§ **Objective**
Identify each line below containing the string "JSON" and copy it.

---------- Material to process ----------

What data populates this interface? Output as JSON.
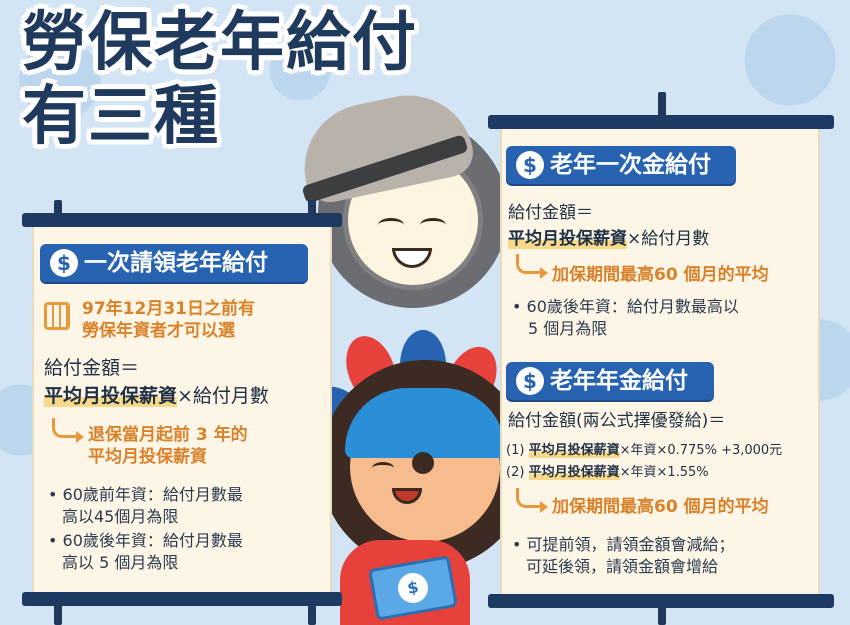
{
  "title": {
    "line1": "勞保老年給付",
    "line2": "有三種"
  },
  "left_panel": {
    "heading": "一次請領老年給付",
    "condition_line1": "97年12月31日之前有",
    "condition_line2": "勞保年資者才可以選",
    "formula_label": "給付金額＝",
    "formula_highlight": "平均月投保薪資",
    "formula_rest": "×給付月數",
    "note_line1": "退保當月起前 3 年的",
    "note_line2": "平均月投保薪資",
    "bullet1_line1": "• 60歲前年資：給付月數最",
    "bullet1_line2": "高以45個月為限",
    "bullet2_line1": "• 60歲後年資：給付月數最",
    "bullet2_line2": "高以 5 個月為限"
  },
  "right_top_panel": {
    "heading": "老年一次金給付",
    "formula_label": "給付金額＝",
    "formula_highlight": "平均月投保薪資",
    "formula_rest": "×給付月數",
    "note": "加保期間最高60 個月的平均",
    "bullet_line1": "• 60歲後年資：給付月數最高以",
    "bullet_line2": "5 個月為限"
  },
  "right_bottom_panel": {
    "heading": "老年年金給付",
    "formula_label": "給付金額(兩公式擇優發給)＝",
    "formula1_prefix": "(1)",
    "formula1_highlight": "平均月投保薪資",
    "formula1_rest": "×年資×0.775% +3,000元",
    "formula2_prefix": "(2)",
    "formula2_highlight": "平均月投保薪資",
    "formula2_rest": "×年資×1.55%",
    "note": "加保期間最高60 個月的平均",
    "bullet_line1": "• 可提前領，請領金額會減給；",
    "bullet_line2": "可延後領，請領金額會增給"
  },
  "icons": {
    "dollar_symbol": "$",
    "money_symbol": "$"
  }
}
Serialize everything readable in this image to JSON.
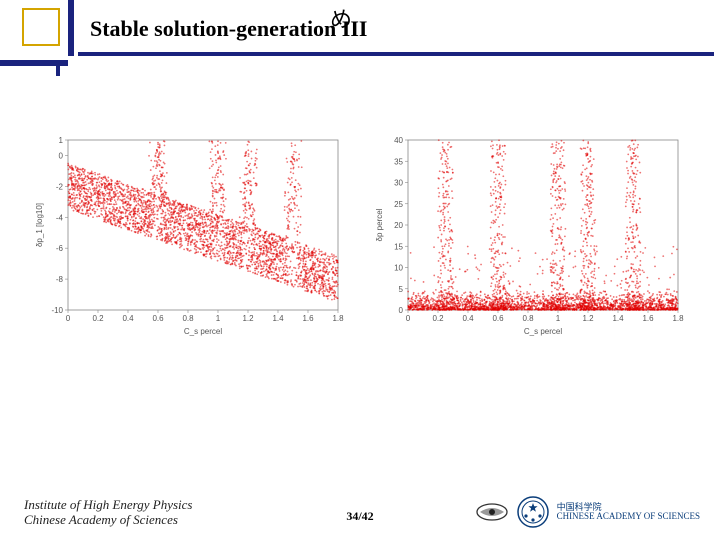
{
  "header": {
    "title": "Stable solution-generation III",
    "overlay_glyph": "め"
  },
  "left_chart": {
    "type": "scatter",
    "xlabel": "C_s percel",
    "ylabel": "δp_1 [log10]",
    "xlim": [
      0,
      1.8
    ],
    "ylim": [
      -10,
      1
    ],
    "xticks": [
      0,
      0.2,
      0.4,
      0.6,
      0.8,
      1,
      1.2,
      1.4,
      1.6,
      1.8
    ],
    "yticks": [
      -10,
      -8,
      -6,
      -4,
      -2,
      0,
      1
    ],
    "point_color": "#e00000",
    "point_size": 0.9,
    "grid_color": "#dddddd",
    "axis_color": "#888888",
    "background_color": "#ffffff",
    "peak_positions": [
      0.6,
      1.0,
      1.2,
      1.5
    ],
    "band_baseline_start": -2,
    "band_baseline_end": -8,
    "band_width": 3
  },
  "right_chart": {
    "type": "scatter",
    "xlabel": "C_s percel",
    "ylabel": "δp percel",
    "xlim": [
      0,
      1.8
    ],
    "ylim": [
      0,
      40
    ],
    "xticks": [
      0,
      0.2,
      0.4,
      0.6,
      0.8,
      1,
      1.2,
      1.4,
      1.6,
      1.8
    ],
    "yticks": [
      0,
      5,
      10,
      15,
      20,
      25,
      30,
      35,
      40
    ],
    "point_color": "#e00000",
    "point_size": 0.9,
    "grid_color": "#dddddd",
    "axis_color": "#888888",
    "background_color": "#ffffff",
    "peak_positions": [
      0.25,
      0.6,
      1.0,
      1.2,
      1.5
    ],
    "floor_density_height": 5,
    "peak_height": 40
  },
  "footer": {
    "institute_line1": "Institute of High Energy Physics",
    "institute_line2": "Chinese Academy of Sciences",
    "page": "34/42",
    "cas_line1": "中国科学院",
    "cas_line2": "CHINESE ACADEMY OF SCIENCES"
  },
  "colors": {
    "accent_navy": "#1a237e",
    "accent_gold": "#d4a400",
    "cas_blue": "#0a3d7a"
  }
}
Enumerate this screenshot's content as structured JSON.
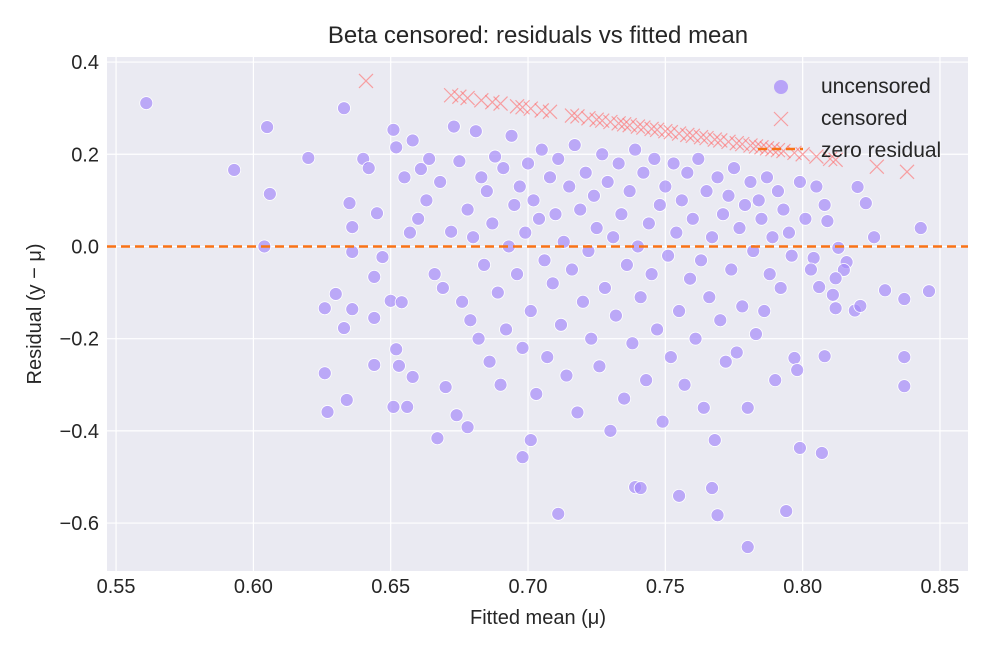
{
  "chart_data": {
    "type": "scatter",
    "title": "Beta censored: residuals vs fitted mean",
    "xlabel": "Fitted mean (μ)",
    "ylabel": "Residual (y − μ)",
    "xlim": [
      0.5467,
      0.8602
    ],
    "ylim": [
      -0.704,
      0.411
    ],
    "xticks": [
      0.55,
      0.6,
      0.65,
      0.7,
      0.75,
      0.8,
      0.85
    ],
    "xtick_labels": [
      "0.55",
      "0.60",
      "0.65",
      "0.70",
      "0.75",
      "0.80",
      "0.85"
    ],
    "yticks": [
      0.4,
      0.2,
      0.0,
      -0.2,
      -0.4,
      -0.6
    ],
    "ytick_labels": [
      "0.4",
      "0.2",
      "0.0",
      "−0.2",
      "−0.4",
      "−0.6"
    ],
    "grid": true,
    "legend_placement": "top-right",
    "colors": {
      "uncensored": "#a78bfa",
      "censored": "#ff6b6b",
      "zero_line": "#f97316",
      "plot_bg": "#eaeaf2",
      "grid": "#ffffff"
    },
    "reference_line": {
      "name": "zero residual",
      "y": 0,
      "style": "dashed"
    },
    "series": [
      {
        "name": "uncensored",
        "marker": "circle",
        "points": [
          [
            0.561,
            0.311
          ],
          [
            0.593,
            0.166
          ],
          [
            0.605,
            0.259
          ],
          [
            0.606,
            0.114
          ],
          [
            0.604,
            0.0
          ],
          [
            0.62,
            0.192
          ],
          [
            0.633,
            0.3
          ],
          [
            0.635,
            0.094
          ],
          [
            0.636,
            0.042
          ],
          [
            0.64,
            0.19
          ],
          [
            0.642,
            0.17
          ],
          [
            0.645,
            0.072
          ],
          [
            0.651,
            0.253
          ],
          [
            0.63,
            -0.103
          ],
          [
            0.626,
            -0.134
          ],
          [
            0.636,
            -0.136
          ],
          [
            0.633,
            -0.177
          ],
          [
            0.626,
            -0.275
          ],
          [
            0.627,
            -0.359
          ],
          [
            0.634,
            -0.333
          ],
          [
            0.644,
            -0.155
          ],
          [
            0.644,
            -0.257
          ],
          [
            0.652,
            -0.223
          ],
          [
            0.653,
            -0.259
          ],
          [
            0.658,
            -0.283
          ],
          [
            0.651,
            -0.348
          ],
          [
            0.656,
            -0.348
          ],
          [
            0.667,
            -0.416
          ],
          [
            0.65,
            -0.118
          ],
          [
            0.654,
            -0.121
          ],
          [
            0.636,
            -0.012
          ],
          [
            0.647,
            -0.023
          ],
          [
            0.644,
            -0.066
          ],
          [
            0.67,
            -0.305
          ],
          [
            0.674,
            -0.366
          ],
          [
            0.678,
            -0.392
          ],
          [
            0.711,
            -0.58
          ],
          [
            0.698,
            -0.457
          ],
          [
            0.701,
            -0.42
          ],
          [
            0.739,
            -0.522
          ],
          [
            0.755,
            -0.541
          ],
          [
            0.741,
            -0.524
          ],
          [
            0.767,
            -0.524
          ],
          [
            0.769,
            -0.583
          ],
          [
            0.78,
            -0.652
          ],
          [
            0.794,
            -0.574
          ],
          [
            0.799,
            -0.437
          ],
          [
            0.807,
            -0.448
          ],
          [
            0.808,
            -0.238
          ],
          [
            0.797,
            -0.242
          ],
          [
            0.798,
            -0.268
          ],
          [
            0.811,
            -0.105
          ],
          [
            0.812,
            -0.134
          ],
          [
            0.819,
            -0.139
          ],
          [
            0.821,
            -0.129
          ],
          [
            0.83,
            -0.095
          ],
          [
            0.837,
            -0.114
          ],
          [
            0.846,
            -0.097
          ],
          [
            0.837,
            -0.24
          ],
          [
            0.837,
            -0.303
          ],
          [
            0.843,
            0.04
          ],
          [
            0.826,
            0.02
          ],
          [
            0.823,
            0.094
          ],
          [
            0.82,
            0.129
          ],
          [
            0.808,
            0.09
          ],
          [
            0.809,
            0.055
          ],
          [
            0.813,
            -0.003
          ],
          [
            0.816,
            -0.034
          ],
          [
            0.815,
            -0.051
          ],
          [
            0.812,
            -0.069
          ],
          [
            0.806,
            -0.088
          ],
          [
            0.804,
            -0.025
          ],
          [
            0.652,
            0.215
          ],
          [
            0.655,
            0.15
          ],
          [
            0.658,
            0.23
          ],
          [
            0.661,
            0.168
          ],
          [
            0.663,
            0.1
          ],
          [
            0.66,
            0.06
          ],
          [
            0.657,
            0.03
          ],
          [
            0.664,
            0.19
          ],
          [
            0.668,
            0.14
          ],
          [
            0.666,
            -0.06
          ],
          [
            0.669,
            -0.09
          ],
          [
            0.672,
            0.032
          ],
          [
            0.673,
            0.26
          ],
          [
            0.675,
            0.185
          ],
          [
            0.676,
            -0.12
          ],
          [
            0.678,
            0.08
          ],
          [
            0.679,
            -0.16
          ],
          [
            0.68,
            0.02
          ],
          [
            0.681,
            0.25
          ],
          [
            0.682,
            -0.2
          ],
          [
            0.683,
            0.15
          ],
          [
            0.684,
            -0.04
          ],
          [
            0.685,
            0.12
          ],
          [
            0.686,
            -0.25
          ],
          [
            0.687,
            0.05
          ],
          [
            0.688,
            0.195
          ],
          [
            0.689,
            -0.1
          ],
          [
            0.69,
            -0.3
          ],
          [
            0.691,
            0.17
          ],
          [
            0.692,
            -0.18
          ],
          [
            0.693,
            0.0
          ],
          [
            0.694,
            0.24
          ],
          [
            0.695,
            0.09
          ],
          [
            0.696,
            -0.06
          ],
          [
            0.697,
            0.13
          ],
          [
            0.698,
            -0.22
          ],
          [
            0.699,
            0.03
          ],
          [
            0.7,
            0.18
          ],
          [
            0.701,
            -0.14
          ],
          [
            0.702,
            0.1
          ],
          [
            0.703,
            -0.32
          ],
          [
            0.704,
            0.06
          ],
          [
            0.705,
            0.21
          ],
          [
            0.706,
            -0.03
          ],
          [
            0.707,
            -0.24
          ],
          [
            0.708,
            0.15
          ],
          [
            0.709,
            -0.08
          ],
          [
            0.71,
            0.07
          ],
          [
            0.711,
            0.19
          ],
          [
            0.712,
            -0.17
          ],
          [
            0.713,
            0.01
          ],
          [
            0.714,
            -0.28
          ],
          [
            0.715,
            0.13
          ],
          [
            0.716,
            -0.05
          ],
          [
            0.717,
            0.22
          ],
          [
            0.718,
            -0.36
          ],
          [
            0.719,
            0.08
          ],
          [
            0.72,
            -0.12
          ],
          [
            0.721,
            0.16
          ],
          [
            0.722,
            -0.01
          ],
          [
            0.723,
            -0.2
          ],
          [
            0.724,
            0.11
          ],
          [
            0.725,
            0.04
          ],
          [
            0.726,
            -0.26
          ],
          [
            0.727,
            0.2
          ],
          [
            0.728,
            -0.09
          ],
          [
            0.729,
            0.14
          ],
          [
            0.73,
            -0.4
          ],
          [
            0.731,
            0.02
          ],
          [
            0.732,
            -0.15
          ],
          [
            0.733,
            0.18
          ],
          [
            0.734,
            0.07
          ],
          [
            0.735,
            -0.33
          ],
          [
            0.736,
            -0.04
          ],
          [
            0.737,
            0.12
          ],
          [
            0.738,
            -0.21
          ],
          [
            0.739,
            0.21
          ],
          [
            0.74,
            0.0
          ],
          [
            0.741,
            -0.11
          ],
          [
            0.742,
            0.16
          ],
          [
            0.743,
            -0.29
          ],
          [
            0.744,
            0.05
          ],
          [
            0.745,
            -0.06
          ],
          [
            0.746,
            0.19
          ],
          [
            0.747,
            -0.18
          ],
          [
            0.748,
            0.09
          ],
          [
            0.749,
            -0.38
          ],
          [
            0.75,
            0.13
          ],
          [
            0.751,
            -0.02
          ],
          [
            0.752,
            -0.24
          ],
          [
            0.753,
            0.18
          ],
          [
            0.754,
            0.03
          ],
          [
            0.755,
            -0.14
          ],
          [
            0.756,
            0.1
          ],
          [
            0.757,
            -0.3
          ],
          [
            0.758,
            0.16
          ],
          [
            0.759,
            -0.07
          ],
          [
            0.76,
            0.06
          ],
          [
            0.761,
            -0.2
          ],
          [
            0.762,
            0.19
          ],
          [
            0.763,
            -0.03
          ],
          [
            0.764,
            -0.35
          ],
          [
            0.765,
            0.12
          ],
          [
            0.766,
            -0.11
          ],
          [
            0.767,
            0.02
          ],
          [
            0.768,
            -0.42
          ],
          [
            0.769,
            0.15
          ],
          [
            0.77,
            -0.16
          ],
          [
            0.771,
            0.07
          ],
          [
            0.772,
            -0.25
          ],
          [
            0.773,
            0.11
          ],
          [
            0.774,
            -0.05
          ],
          [
            0.775,
            0.17
          ],
          [
            0.776,
            -0.23
          ],
          [
            0.777,
            0.04
          ],
          [
            0.778,
            -0.13
          ],
          [
            0.779,
            0.09
          ],
          [
            0.78,
            -0.35
          ],
          [
            0.781,
            0.14
          ],
          [
            0.782,
            -0.01
          ],
          [
            0.783,
            -0.19
          ],
          [
            0.784,
            0.1
          ],
          [
            0.785,
            0.06
          ],
          [
            0.786,
            -0.14
          ],
          [
            0.787,
            0.15
          ],
          [
            0.788,
            -0.06
          ],
          [
            0.789,
            0.02
          ],
          [
            0.79,
            -0.29
          ],
          [
            0.791,
            0.12
          ],
          [
            0.792,
            -0.09
          ],
          [
            0.793,
            0.08
          ],
          [
            0.795,
            0.03
          ],
          [
            0.796,
            -0.02
          ],
          [
            0.799,
            0.14
          ],
          [
            0.801,
            0.06
          ],
          [
            0.803,
            -0.05
          ],
          [
            0.805,
            0.13
          ]
        ]
      },
      {
        "name": "censored",
        "marker": "x",
        "points": [
          [
            0.641,
            0.359
          ],
          [
            0.672,
            0.328
          ],
          [
            0.675,
            0.325
          ],
          [
            0.678,
            0.322
          ],
          [
            0.683,
            0.317
          ],
          [
            0.687,
            0.313
          ],
          [
            0.69,
            0.31
          ],
          [
            0.696,
            0.304
          ],
          [
            0.698,
            0.302
          ],
          [
            0.701,
            0.299
          ],
          [
            0.705,
            0.295
          ],
          [
            0.708,
            0.292
          ],
          [
            0.716,
            0.284
          ],
          [
            0.718,
            0.282
          ],
          [
            0.722,
            0.278
          ],
          [
            0.725,
            0.275
          ],
          [
            0.727,
            0.273
          ],
          [
            0.73,
            0.27
          ],
          [
            0.733,
            0.267
          ],
          [
            0.735,
            0.265
          ],
          [
            0.737,
            0.263
          ],
          [
            0.74,
            0.26
          ],
          [
            0.742,
            0.258
          ],
          [
            0.745,
            0.255
          ],
          [
            0.747,
            0.253
          ],
          [
            0.75,
            0.25
          ],
          [
            0.752,
            0.248
          ],
          [
            0.755,
            0.245
          ],
          [
            0.758,
            0.242
          ],
          [
            0.76,
            0.24
          ],
          [
            0.763,
            0.237
          ],
          [
            0.765,
            0.235
          ],
          [
            0.768,
            0.232
          ],
          [
            0.77,
            0.23
          ],
          [
            0.773,
            0.227
          ],
          [
            0.776,
            0.224
          ],
          [
            0.778,
            0.222
          ],
          [
            0.781,
            0.219
          ],
          [
            0.783,
            0.217
          ],
          [
            0.785,
            0.215
          ],
          [
            0.787,
            0.213
          ],
          [
            0.789,
            0.211
          ],
          [
            0.791,
            0.209
          ],
          [
            0.793,
            0.207
          ],
          [
            0.797,
            0.203
          ],
          [
            0.8,
            0.2
          ],
          [
            0.805,
            0.195
          ],
          [
            0.81,
            0.19
          ],
          [
            0.812,
            0.188
          ],
          [
            0.827,
            0.173
          ],
          [
            0.838,
            0.162
          ]
        ]
      }
    ],
    "legend": [
      "uncensored",
      "censored",
      "zero residual"
    ]
  }
}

----------

§ **Solution**
What data populates this interface? Output as JSON.
Serialize everything readable in this image to JSON.
Enumerate this screenshot's content as structured JSON.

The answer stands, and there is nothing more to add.